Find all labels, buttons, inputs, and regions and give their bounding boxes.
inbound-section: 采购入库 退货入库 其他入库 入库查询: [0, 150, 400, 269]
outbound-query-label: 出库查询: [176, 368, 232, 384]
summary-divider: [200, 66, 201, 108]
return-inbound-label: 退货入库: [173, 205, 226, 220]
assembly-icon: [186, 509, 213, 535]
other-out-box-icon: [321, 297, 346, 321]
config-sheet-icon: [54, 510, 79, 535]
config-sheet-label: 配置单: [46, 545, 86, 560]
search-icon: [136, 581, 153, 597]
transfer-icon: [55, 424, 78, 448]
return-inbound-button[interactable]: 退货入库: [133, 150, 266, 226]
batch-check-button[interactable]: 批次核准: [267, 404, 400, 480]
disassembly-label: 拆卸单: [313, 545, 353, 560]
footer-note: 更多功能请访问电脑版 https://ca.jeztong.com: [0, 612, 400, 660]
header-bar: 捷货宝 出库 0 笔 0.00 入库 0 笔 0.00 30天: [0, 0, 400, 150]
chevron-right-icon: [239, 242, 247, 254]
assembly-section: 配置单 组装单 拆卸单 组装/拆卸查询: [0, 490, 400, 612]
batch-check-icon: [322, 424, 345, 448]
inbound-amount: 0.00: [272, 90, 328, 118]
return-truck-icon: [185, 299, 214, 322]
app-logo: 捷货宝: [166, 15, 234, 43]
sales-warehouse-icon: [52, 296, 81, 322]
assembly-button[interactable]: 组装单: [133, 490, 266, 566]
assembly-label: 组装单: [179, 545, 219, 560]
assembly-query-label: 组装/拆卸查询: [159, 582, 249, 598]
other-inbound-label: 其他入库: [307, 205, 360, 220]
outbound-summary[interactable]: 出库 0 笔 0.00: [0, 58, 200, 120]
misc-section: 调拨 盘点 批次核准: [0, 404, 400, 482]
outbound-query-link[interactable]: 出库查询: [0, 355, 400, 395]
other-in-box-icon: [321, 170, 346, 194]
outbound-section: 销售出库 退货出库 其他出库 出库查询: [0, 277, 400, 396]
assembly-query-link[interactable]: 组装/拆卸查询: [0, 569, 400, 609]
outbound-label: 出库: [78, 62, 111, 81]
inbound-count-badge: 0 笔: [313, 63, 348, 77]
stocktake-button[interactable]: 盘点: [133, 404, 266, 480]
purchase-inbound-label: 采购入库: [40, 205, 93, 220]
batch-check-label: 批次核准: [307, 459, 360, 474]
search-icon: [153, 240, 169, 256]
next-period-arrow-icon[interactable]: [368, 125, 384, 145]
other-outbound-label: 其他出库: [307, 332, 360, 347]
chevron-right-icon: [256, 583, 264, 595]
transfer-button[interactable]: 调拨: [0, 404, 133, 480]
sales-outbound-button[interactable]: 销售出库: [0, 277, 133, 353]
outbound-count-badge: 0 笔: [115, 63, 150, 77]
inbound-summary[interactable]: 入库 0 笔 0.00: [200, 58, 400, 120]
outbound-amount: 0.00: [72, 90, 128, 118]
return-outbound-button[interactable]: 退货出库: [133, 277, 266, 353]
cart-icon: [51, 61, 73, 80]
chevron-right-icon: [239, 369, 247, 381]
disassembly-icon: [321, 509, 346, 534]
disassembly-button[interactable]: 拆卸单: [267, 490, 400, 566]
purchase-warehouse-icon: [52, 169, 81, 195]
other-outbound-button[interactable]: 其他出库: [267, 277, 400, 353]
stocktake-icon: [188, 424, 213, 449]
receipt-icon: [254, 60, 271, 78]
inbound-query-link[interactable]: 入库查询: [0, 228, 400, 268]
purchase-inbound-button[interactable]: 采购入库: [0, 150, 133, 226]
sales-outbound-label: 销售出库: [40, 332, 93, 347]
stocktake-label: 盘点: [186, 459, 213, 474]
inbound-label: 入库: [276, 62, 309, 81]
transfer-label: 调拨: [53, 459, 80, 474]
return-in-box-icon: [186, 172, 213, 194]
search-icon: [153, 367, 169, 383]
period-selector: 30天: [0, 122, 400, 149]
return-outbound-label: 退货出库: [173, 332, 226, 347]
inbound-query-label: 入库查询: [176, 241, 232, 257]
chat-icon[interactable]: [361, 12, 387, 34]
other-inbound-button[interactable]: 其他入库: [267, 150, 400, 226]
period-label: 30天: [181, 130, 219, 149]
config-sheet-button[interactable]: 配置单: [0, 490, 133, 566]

EXERCISE:
Reproduce every line of the records above verbatim.

OUTPUT OF THE TASK:
Find all labels, buttons, inputs, and regions and give their bounding boxes.
inbound-section: 采购入库 退货入库 其他入库 入库查询: [0, 150, 400, 269]
outbound-query-label: 出库查询: [176, 368, 232, 384]
summary-divider: [200, 66, 201, 108]
return-inbound-label: 退货入库: [173, 205, 226, 220]
assembly-icon: [186, 509, 213, 535]
other-out-box-icon: [321, 297, 346, 321]
config-sheet-icon: [54, 510, 79, 535]
config-sheet-label: 配置单: [46, 545, 86, 560]
search-icon: [136, 581, 153, 597]
transfer-icon: [55, 424, 78, 448]
return-inbound-button[interactable]: 退货入库: [133, 150, 266, 226]
batch-check-button[interactable]: 批次核准: [267, 404, 400, 480]
disassembly-label: 拆卸单: [313, 545, 353, 560]
footer-note: 更多功能请访问电脑版 https://ca.jeztong.com: [0, 612, 400, 660]
header-bar: 捷货宝 出库 0 笔 0.00 入库 0 笔 0.00 30天: [0, 0, 400, 150]
chevron-right-icon: [239, 242, 247, 254]
assembly-section: 配置单 组装单 拆卸单 组装/拆卸查询: [0, 490, 400, 612]
batch-check-icon: [322, 424, 345, 448]
inbound-amount: 0.00: [272, 90, 328, 118]
return-truck-icon: [185, 299, 214, 322]
app-logo: 捷货宝: [166, 15, 234, 43]
sales-warehouse-icon: [52, 296, 81, 322]
assembly-button[interactable]: 组装单: [133, 490, 266, 566]
assembly-label: 组装单: [179, 545, 219, 560]
assembly-query-label: 组装/拆卸查询: [159, 582, 249, 598]
other-inbound-label: 其他入库: [307, 205, 360, 220]
outbound-summary[interactable]: 出库 0 笔 0.00: [0, 58, 200, 120]
misc-section: 调拨 盘点 批次核准: [0, 404, 400, 482]
outbound-query-link[interactable]: 出库查询: [0, 355, 400, 395]
other-in-box-icon: [321, 170, 346, 194]
outbound-section: 销售出库 退货出库 其他出库 出库查询: [0, 277, 400, 396]
assembly-query-link[interactable]: 组装/拆卸查询: [0, 569, 400, 609]
outbound-label: 出库: [78, 62, 111, 81]
inbound-count-badge: 0 笔: [313, 63, 348, 77]
stocktake-button[interactable]: 盘点: [133, 404, 266, 480]
purchase-inbound-label: 采购入库: [40, 205, 93, 220]
batch-check-label: 批次核准: [307, 459, 360, 474]
search-icon: [153, 240, 169, 256]
next-period-arrow-icon[interactable]: [368, 125, 384, 145]
other-outbound-label: 其他出库: [307, 332, 360, 347]
chevron-right-icon: [256, 583, 264, 595]
transfer-button[interactable]: 调拨: [0, 404, 133, 480]
sales-outbound-button[interactable]: 销售出库: [0, 277, 133, 353]
outbound-count-badge: 0 笔: [115, 63, 150, 77]
inbound-summary[interactable]: 入库 0 笔 0.00: [200, 58, 400, 120]
outbound-amount: 0.00: [72, 90, 128, 118]
return-outbound-button[interactable]: 退货出库: [133, 277, 266, 353]
cart-icon: [51, 61, 73, 80]
chevron-right-icon: [239, 369, 247, 381]
disassembly-icon: [321, 509, 346, 534]
disassembly-button[interactable]: 拆卸单: [267, 490, 400, 566]
purchase-warehouse-icon: [52, 169, 81, 195]
other-outbound-button[interactable]: 其他出库: [267, 277, 400, 353]
stocktake-icon: [188, 424, 213, 449]
receipt-icon: [254, 60, 271, 78]
inbound-query-link[interactable]: 入库查询: [0, 228, 400, 268]
purchase-inbound-button[interactable]: 采购入库: [0, 150, 133, 226]
sales-outbound-label: 销售出库: [40, 332, 93, 347]
stocktake-label: 盘点: [186, 459, 213, 474]
inbound-label: 入库: [276, 62, 309, 81]
transfer-label: 调拨: [53, 459, 80, 474]
return-in-box-icon: [186, 172, 213, 194]
search-icon: [153, 367, 169, 383]
period-selector: 30天: [0, 122, 400, 149]
return-outbound-label: 退货出库: [173, 332, 226, 347]
inbound-query-label: 入库查询: [176, 241, 232, 257]
chat-icon[interactable]: [361, 12, 387, 34]
other-inbound-button[interactable]: 其他入库: [267, 150, 400, 226]
period-label: 30天: [181, 130, 219, 149]
config-sheet-button[interactable]: 配置单: [0, 490, 133, 566]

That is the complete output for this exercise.